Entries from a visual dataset
▼

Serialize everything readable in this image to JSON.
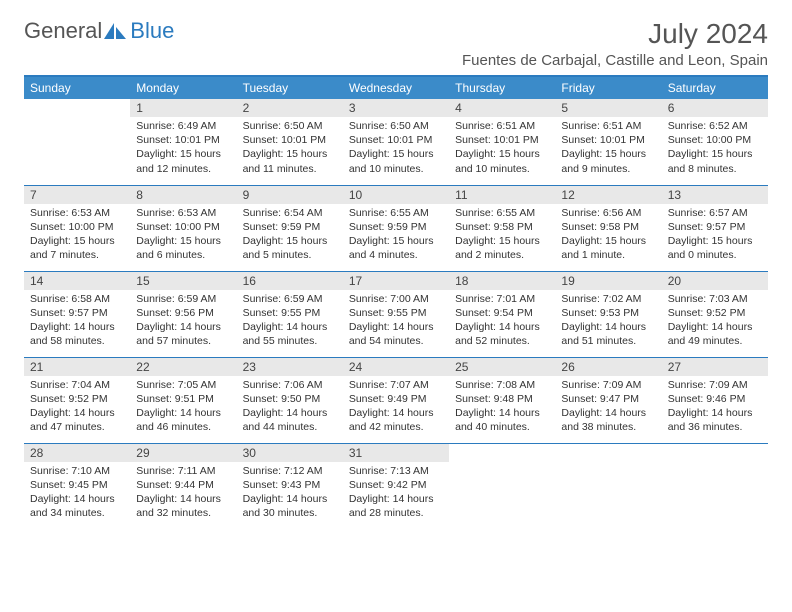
{
  "logo": {
    "text1": "General",
    "text2": "Blue"
  },
  "title": "July 2024",
  "location": "Fuentes de Carbajal, Castille and Leon, Spain",
  "colors": {
    "header_bg": "#3b8bc9",
    "accent_line": "#2b7bbf",
    "daynum_bg": "#e8e8e8",
    "text": "#333333",
    "title_text": "#555555"
  },
  "dayHeaders": [
    "Sunday",
    "Monday",
    "Tuesday",
    "Wednesday",
    "Thursday",
    "Friday",
    "Saturday"
  ],
  "weeks": [
    [
      {
        "n": "",
        "sr": "",
        "ss": "",
        "dl": ""
      },
      {
        "n": "1",
        "sr": "6:49 AM",
        "ss": "10:01 PM",
        "dl": "15 hours and 12 minutes."
      },
      {
        "n": "2",
        "sr": "6:50 AM",
        "ss": "10:01 PM",
        "dl": "15 hours and 11 minutes."
      },
      {
        "n": "3",
        "sr": "6:50 AM",
        "ss": "10:01 PM",
        "dl": "15 hours and 10 minutes."
      },
      {
        "n": "4",
        "sr": "6:51 AM",
        "ss": "10:01 PM",
        "dl": "15 hours and 10 minutes."
      },
      {
        "n": "5",
        "sr": "6:51 AM",
        "ss": "10:01 PM",
        "dl": "15 hours and 9 minutes."
      },
      {
        "n": "6",
        "sr": "6:52 AM",
        "ss": "10:00 PM",
        "dl": "15 hours and 8 minutes."
      }
    ],
    [
      {
        "n": "7",
        "sr": "6:53 AM",
        "ss": "10:00 PM",
        "dl": "15 hours and 7 minutes."
      },
      {
        "n": "8",
        "sr": "6:53 AM",
        "ss": "10:00 PM",
        "dl": "15 hours and 6 minutes."
      },
      {
        "n": "9",
        "sr": "6:54 AM",
        "ss": "9:59 PM",
        "dl": "15 hours and 5 minutes."
      },
      {
        "n": "10",
        "sr": "6:55 AM",
        "ss": "9:59 PM",
        "dl": "15 hours and 4 minutes."
      },
      {
        "n": "11",
        "sr": "6:55 AM",
        "ss": "9:58 PM",
        "dl": "15 hours and 2 minutes."
      },
      {
        "n": "12",
        "sr": "6:56 AM",
        "ss": "9:58 PM",
        "dl": "15 hours and 1 minute."
      },
      {
        "n": "13",
        "sr": "6:57 AM",
        "ss": "9:57 PM",
        "dl": "15 hours and 0 minutes."
      }
    ],
    [
      {
        "n": "14",
        "sr": "6:58 AM",
        "ss": "9:57 PM",
        "dl": "14 hours and 58 minutes."
      },
      {
        "n": "15",
        "sr": "6:59 AM",
        "ss": "9:56 PM",
        "dl": "14 hours and 57 minutes."
      },
      {
        "n": "16",
        "sr": "6:59 AM",
        "ss": "9:55 PM",
        "dl": "14 hours and 55 minutes."
      },
      {
        "n": "17",
        "sr": "7:00 AM",
        "ss": "9:55 PM",
        "dl": "14 hours and 54 minutes."
      },
      {
        "n": "18",
        "sr": "7:01 AM",
        "ss": "9:54 PM",
        "dl": "14 hours and 52 minutes."
      },
      {
        "n": "19",
        "sr": "7:02 AM",
        "ss": "9:53 PM",
        "dl": "14 hours and 51 minutes."
      },
      {
        "n": "20",
        "sr": "7:03 AM",
        "ss": "9:52 PM",
        "dl": "14 hours and 49 minutes."
      }
    ],
    [
      {
        "n": "21",
        "sr": "7:04 AM",
        "ss": "9:52 PM",
        "dl": "14 hours and 47 minutes."
      },
      {
        "n": "22",
        "sr": "7:05 AM",
        "ss": "9:51 PM",
        "dl": "14 hours and 46 minutes."
      },
      {
        "n": "23",
        "sr": "7:06 AM",
        "ss": "9:50 PM",
        "dl": "14 hours and 44 minutes."
      },
      {
        "n": "24",
        "sr": "7:07 AM",
        "ss": "9:49 PM",
        "dl": "14 hours and 42 minutes."
      },
      {
        "n": "25",
        "sr": "7:08 AM",
        "ss": "9:48 PM",
        "dl": "14 hours and 40 minutes."
      },
      {
        "n": "26",
        "sr": "7:09 AM",
        "ss": "9:47 PM",
        "dl": "14 hours and 38 minutes."
      },
      {
        "n": "27",
        "sr": "7:09 AM",
        "ss": "9:46 PM",
        "dl": "14 hours and 36 minutes."
      }
    ],
    [
      {
        "n": "28",
        "sr": "7:10 AM",
        "ss": "9:45 PM",
        "dl": "14 hours and 34 minutes."
      },
      {
        "n": "29",
        "sr": "7:11 AM",
        "ss": "9:44 PM",
        "dl": "14 hours and 32 minutes."
      },
      {
        "n": "30",
        "sr": "7:12 AM",
        "ss": "9:43 PM",
        "dl": "14 hours and 30 minutes."
      },
      {
        "n": "31",
        "sr": "7:13 AM",
        "ss": "9:42 PM",
        "dl": "14 hours and 28 minutes."
      },
      {
        "n": "",
        "sr": "",
        "ss": "",
        "dl": ""
      },
      {
        "n": "",
        "sr": "",
        "ss": "",
        "dl": ""
      },
      {
        "n": "",
        "sr": "",
        "ss": "",
        "dl": ""
      }
    ]
  ],
  "labels": {
    "sunrise": "Sunrise:",
    "sunset": "Sunset:",
    "daylight": "Daylight:"
  }
}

▲

*INSTRUCTION*. Quote all of the entries word for word, omitting any pictures.

*EXERCISE ANSWER*.
Serialize everything readable in this image to JSON.
{
  "logo": {
    "text1": "General",
    "text2": "Blue"
  },
  "title": "July 2024",
  "location": "Fuentes de Carbajal, Castille and Leon, Spain",
  "colors": {
    "header_bg": "#3b8bc9",
    "accent_line": "#2b7bbf",
    "daynum_bg": "#e8e8e8",
    "text": "#333333",
    "title_text": "#555555"
  },
  "dayHeaders": [
    "Sunday",
    "Monday",
    "Tuesday",
    "Wednesday",
    "Thursday",
    "Friday",
    "Saturday"
  ],
  "weeks": [
    [
      {
        "n": "",
        "sr": "",
        "ss": "",
        "dl": ""
      },
      {
        "n": "1",
        "sr": "6:49 AM",
        "ss": "10:01 PM",
        "dl": "15 hours and 12 minutes."
      },
      {
        "n": "2",
        "sr": "6:50 AM",
        "ss": "10:01 PM",
        "dl": "15 hours and 11 minutes."
      },
      {
        "n": "3",
        "sr": "6:50 AM",
        "ss": "10:01 PM",
        "dl": "15 hours and 10 minutes."
      },
      {
        "n": "4",
        "sr": "6:51 AM",
        "ss": "10:01 PM",
        "dl": "15 hours and 10 minutes."
      },
      {
        "n": "5",
        "sr": "6:51 AM",
        "ss": "10:01 PM",
        "dl": "15 hours and 9 minutes."
      },
      {
        "n": "6",
        "sr": "6:52 AM",
        "ss": "10:00 PM",
        "dl": "15 hours and 8 minutes."
      }
    ],
    [
      {
        "n": "7",
        "sr": "6:53 AM",
        "ss": "10:00 PM",
        "dl": "15 hours and 7 minutes."
      },
      {
        "n": "8",
        "sr": "6:53 AM",
        "ss": "10:00 PM",
        "dl": "15 hours and 6 minutes."
      },
      {
        "n": "9",
        "sr": "6:54 AM",
        "ss": "9:59 PM",
        "dl": "15 hours and 5 minutes."
      },
      {
        "n": "10",
        "sr": "6:55 AM",
        "ss": "9:59 PM",
        "dl": "15 hours and 4 minutes."
      },
      {
        "n": "11",
        "sr": "6:55 AM",
        "ss": "9:58 PM",
        "dl": "15 hours and 2 minutes."
      },
      {
        "n": "12",
        "sr": "6:56 AM",
        "ss": "9:58 PM",
        "dl": "15 hours and 1 minute."
      },
      {
        "n": "13",
        "sr": "6:57 AM",
        "ss": "9:57 PM",
        "dl": "15 hours and 0 minutes."
      }
    ],
    [
      {
        "n": "14",
        "sr": "6:58 AM",
        "ss": "9:57 PM",
        "dl": "14 hours and 58 minutes."
      },
      {
        "n": "15",
        "sr": "6:59 AM",
        "ss": "9:56 PM",
        "dl": "14 hours and 57 minutes."
      },
      {
        "n": "16",
        "sr": "6:59 AM",
        "ss": "9:55 PM",
        "dl": "14 hours and 55 minutes."
      },
      {
        "n": "17",
        "sr": "7:00 AM",
        "ss": "9:55 PM",
        "dl": "14 hours and 54 minutes."
      },
      {
        "n": "18",
        "sr": "7:01 AM",
        "ss": "9:54 PM",
        "dl": "14 hours and 52 minutes."
      },
      {
        "n": "19",
        "sr": "7:02 AM",
        "ss": "9:53 PM",
        "dl": "14 hours and 51 minutes."
      },
      {
        "n": "20",
        "sr": "7:03 AM",
        "ss": "9:52 PM",
        "dl": "14 hours and 49 minutes."
      }
    ],
    [
      {
        "n": "21",
        "sr": "7:04 AM",
        "ss": "9:52 PM",
        "dl": "14 hours and 47 minutes."
      },
      {
        "n": "22",
        "sr": "7:05 AM",
        "ss": "9:51 PM",
        "dl": "14 hours and 46 minutes."
      },
      {
        "n": "23",
        "sr": "7:06 AM",
        "ss": "9:50 PM",
        "dl": "14 hours and 44 minutes."
      },
      {
        "n": "24",
        "sr": "7:07 AM",
        "ss": "9:49 PM",
        "dl": "14 hours and 42 minutes."
      },
      {
        "n": "25",
        "sr": "7:08 AM",
        "ss": "9:48 PM",
        "dl": "14 hours and 40 minutes."
      },
      {
        "n": "26",
        "sr": "7:09 AM",
        "ss": "9:47 PM",
        "dl": "14 hours and 38 minutes."
      },
      {
        "n": "27",
        "sr": "7:09 AM",
        "ss": "9:46 PM",
        "dl": "14 hours and 36 minutes."
      }
    ],
    [
      {
        "n": "28",
        "sr": "7:10 AM",
        "ss": "9:45 PM",
        "dl": "14 hours and 34 minutes."
      },
      {
        "n": "29",
        "sr": "7:11 AM",
        "ss": "9:44 PM",
        "dl": "14 hours and 32 minutes."
      },
      {
        "n": "30",
        "sr": "7:12 AM",
        "ss": "9:43 PM",
        "dl": "14 hours and 30 minutes."
      },
      {
        "n": "31",
        "sr": "7:13 AM",
        "ss": "9:42 PM",
        "dl": "14 hours and 28 minutes."
      },
      {
        "n": "",
        "sr": "",
        "ss": "",
        "dl": ""
      },
      {
        "n": "",
        "sr": "",
        "ss": "",
        "dl": ""
      },
      {
        "n": "",
        "sr": "",
        "ss": "",
        "dl": ""
      }
    ]
  ],
  "labels": {
    "sunrise": "Sunrise:",
    "sunset": "Sunset:",
    "daylight": "Daylight:"
  }
}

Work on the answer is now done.